> **TASK INPUTS**:
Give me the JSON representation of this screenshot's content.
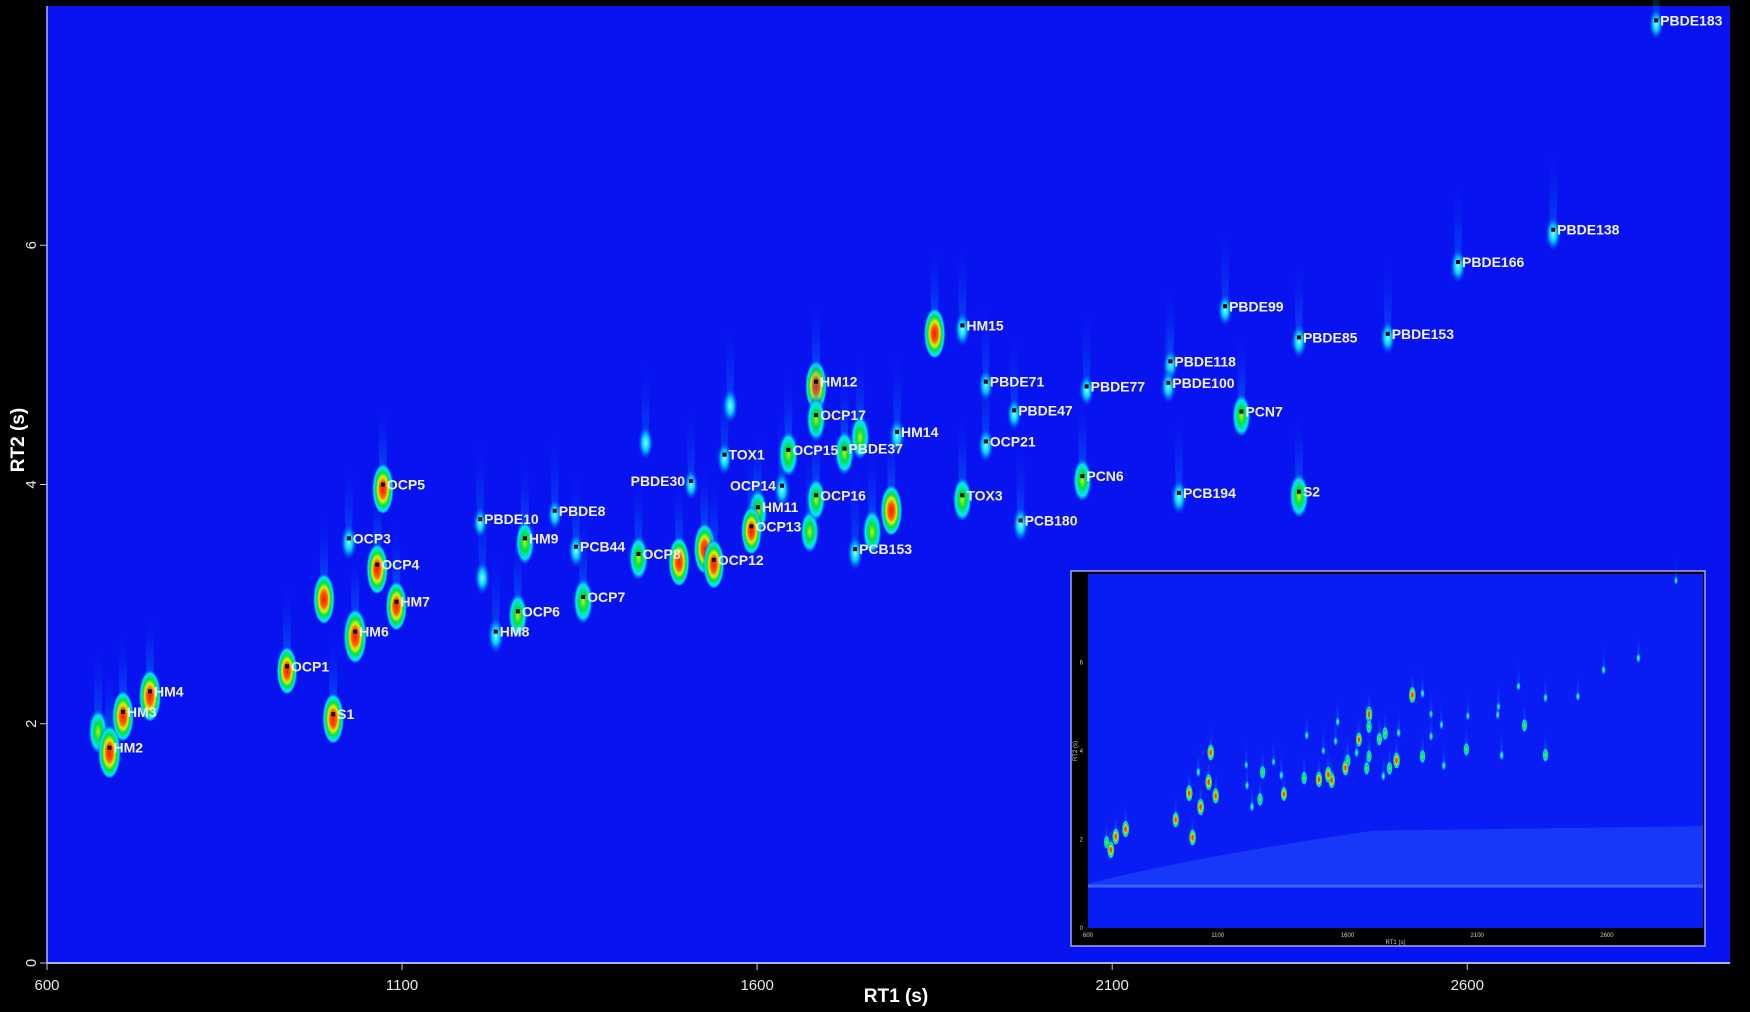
{
  "chart_data": {
    "type": "heatmap",
    "subtype": "GCxGC contour chromatogram",
    "xlabel": "RT1 (s)",
    "ylabel": "RT2 (s)",
    "xlim": [
      600,
      2970
    ],
    "ylim": [
      0,
      8
    ],
    "x_ticks": [
      "600",
      "1100",
      "1600",
      "2100",
      "2600"
    ],
    "y_ticks": [
      "0",
      "2",
      "4",
      "6"
    ],
    "grid": false,
    "colormap": [
      "#0814f0",
      "#00e5ff",
      "#00e040",
      "#f0f000",
      "#ff2000"
    ],
    "background_color": "#0814f0",
    "labeled_peaks": [
      {
        "name": "HM2",
        "rt1": 688,
        "rt2": 1.8,
        "intensity": 0.95
      },
      {
        "name": "HM3",
        "rt1": 707,
        "rt2": 2.1,
        "intensity": 0.85
      },
      {
        "name": "HM4",
        "rt1": 745,
        "rt2": 2.27,
        "intensity": 0.9
      },
      {
        "name": "OCP1",
        "rt1": 938,
        "rt2": 2.48,
        "intensity": 0.75
      },
      {
        "name": "S1",
        "rt1": 1003,
        "rt2": 2.08,
        "intensity": 0.85
      },
      {
        "name": "HM6",
        "rt1": 1034,
        "rt2": 2.77,
        "intensity": 1.0
      },
      {
        "name": "OCP3",
        "rt1": 1025,
        "rt2": 3.55,
        "intensity": 0.3
      },
      {
        "name": "OCP4",
        "rt1": 1065,
        "rt2": 3.33,
        "intensity": 0.85
      },
      {
        "name": "HM7",
        "rt1": 1092,
        "rt2": 3.02,
        "intensity": 0.8
      },
      {
        "name": "OCP5",
        "rt1": 1073,
        "rt2": 4.0,
        "intensity": 0.85
      },
      {
        "name": "PBDE10",
        "rt1": 1210,
        "rt2": 3.71,
        "intensity": 0.1
      },
      {
        "name": "HM9",
        "rt1": 1273,
        "rt2": 3.55,
        "intensity": 0.6
      },
      {
        "name": "HM8",
        "rt1": 1232,
        "rt2": 2.77,
        "intensity": 0.3
      },
      {
        "name": "OCP6",
        "rt1": 1263,
        "rt2": 2.94,
        "intensity": 0.6
      },
      {
        "name": "PBDE8",
        "rt1": 1315,
        "rt2": 3.78,
        "intensity": 0.1
      },
      {
        "name": "PCB44",
        "rt1": 1345,
        "rt2": 3.48,
        "intensity": 0.25
      },
      {
        "name": "OCP7",
        "rt1": 1355,
        "rt2": 3.06,
        "intensity": 0.65
      },
      {
        "name": "OCP8",
        "rt1": 1433,
        "rt2": 3.42,
        "intensity": 0.6
      },
      {
        "name": "PBDE30",
        "rt1": 1507,
        "rt2": 4.03,
        "intensity": 0.1
      },
      {
        "name": "OCP12",
        "rt1": 1539,
        "rt2": 3.37,
        "intensity": 0.8
      },
      {
        "name": "TOX1",
        "rt1": 1554,
        "rt2": 4.25,
        "intensity": 0.2
      },
      {
        "name": "OCP14",
        "rt1": 1635,
        "rt2": 3.99,
        "intensity": 0.3
      },
      {
        "name": "HM11",
        "rt1": 1601,
        "rt2": 3.81,
        "intensity": 0.6
      },
      {
        "name": "OCP13",
        "rt1": 1592,
        "rt2": 3.65,
        "intensity": 0.75
      },
      {
        "name": "OCP15",
        "rt1": 1644,
        "rt2": 4.29,
        "intensity": 0.65
      },
      {
        "name": "HM12",
        "rt1": 1683,
        "rt2": 4.86,
        "intensity": 0.85
      },
      {
        "name": "OCP17",
        "rt1": 1683,
        "rt2": 4.58,
        "intensity": 0.6
      },
      {
        "name": "PBDE37",
        "rt1": 1723,
        "rt2": 4.3,
        "intensity": 0.6
      },
      {
        "name": "OCP16",
        "rt1": 1683,
        "rt2": 3.91,
        "intensity": 0.55
      },
      {
        "name": "PCB153",
        "rt1": 1738,
        "rt2": 3.46,
        "intensity": 0.25
      },
      {
        "name": "HM14",
        "rt1": 1797,
        "rt2": 4.44,
        "intensity": 0.25
      },
      {
        "name": "HM15",
        "rt1": 1889,
        "rt2": 5.33,
        "intensity": 0.25
      },
      {
        "name": "TOX3",
        "rt1": 1889,
        "rt2": 3.91,
        "intensity": 0.6
      },
      {
        "name": "PBDE71",
        "rt1": 1922,
        "rt2": 4.86,
        "intensity": 0.15
      },
      {
        "name": "OCP21",
        "rt1": 1922,
        "rt2": 4.36,
        "intensity": 0.25
      },
      {
        "name": "PBDE47",
        "rt1": 1962,
        "rt2": 4.62,
        "intensity": 0.15
      },
      {
        "name": "PCB180",
        "rt1": 1971,
        "rt2": 3.7,
        "intensity": 0.3
      },
      {
        "name": "PBDE77",
        "rt1": 2064,
        "rt2": 4.82,
        "intensity": 0.15
      },
      {
        "name": "PCN6",
        "rt1": 2058,
        "rt2": 4.07,
        "intensity": 0.55
      },
      {
        "name": "PBDE118",
        "rt1": 2182,
        "rt2": 5.03,
        "intensity": 0.15
      },
      {
        "name": "PBDE100",
        "rt1": 2179,
        "rt2": 4.85,
        "intensity": 0.2
      },
      {
        "name": "PBDE99",
        "rt1": 2259,
        "rt2": 5.49,
        "intensity": 0.15
      },
      {
        "name": "PCN7",
        "rt1": 2282,
        "rt2": 4.61,
        "intensity": 0.55
      },
      {
        "name": "PCB194",
        "rt1": 2194,
        "rt2": 3.93,
        "intensity": 0.3
      },
      {
        "name": "S2",
        "rt1": 2363,
        "rt2": 3.94,
        "intensity": 0.6
      },
      {
        "name": "PBDE85",
        "rt1": 2363,
        "rt2": 5.23,
        "intensity": 0.25
      },
      {
        "name": "PBDE153",
        "rt1": 2488,
        "rt2": 5.26,
        "intensity": 0.2
      },
      {
        "name": "PBDE166",
        "rt1": 2587,
        "rt2": 5.86,
        "intensity": 0.25
      },
      {
        "name": "PBDE138",
        "rt1": 2721,
        "rt2": 6.13,
        "intensity": 0.25
      },
      {
        "name": "PBDE183",
        "rt1": 2866,
        "rt2": 7.88,
        "intensity": 0.1
      }
    ],
    "unlabeled_peaks": [
      {
        "rt1": 672,
        "rt2": 1.97,
        "intensity": 0.6
      },
      {
        "rt1": 990,
        "rt2": 3.08,
        "intensity": 0.85
      },
      {
        "rt1": 1213,
        "rt2": 3.25,
        "intensity": 0.2
      },
      {
        "rt1": 1443,
        "rt2": 4.38,
        "intensity": 0.2
      },
      {
        "rt1": 1490,
        "rt2": 3.39,
        "intensity": 0.8
      },
      {
        "rt1": 1526,
        "rt2": 3.5,
        "intensity": 0.85
      },
      {
        "rt1": 1562,
        "rt2": 4.69,
        "intensity": 0.25
      },
      {
        "rt1": 1674,
        "rt2": 3.64,
        "intensity": 0.55
      },
      {
        "rt1": 1745,
        "rt2": 4.43,
        "intensity": 0.6
      },
      {
        "rt1": 1762,
        "rt2": 3.64,
        "intensity": 0.6
      },
      {
        "rt1": 1789,
        "rt2": 3.82,
        "intensity": 0.85
      },
      {
        "rt1": 1850,
        "rt2": 5.3,
        "intensity": 0.85
      }
    ],
    "inset": {
      "description_visible": "full-range chromatogram overview",
      "x_ticks": [
        "600",
        "1100",
        "1600",
        "2100",
        "2600"
      ],
      "y_ticks": [
        "0",
        "2",
        "4",
        "6"
      ],
      "xlabel": "RT1 (s)",
      "ylabel": "RT2 (s)"
    }
  }
}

> **WHAT THE TASK REQUIRES**: Which lines in the data above contain "chromatogram"? Show each one.

> **WRITTEN SOLUTION**:
    "subtype": "GCxGC contour chromatogram",
      "description_visible": "full-range chromatogram overview",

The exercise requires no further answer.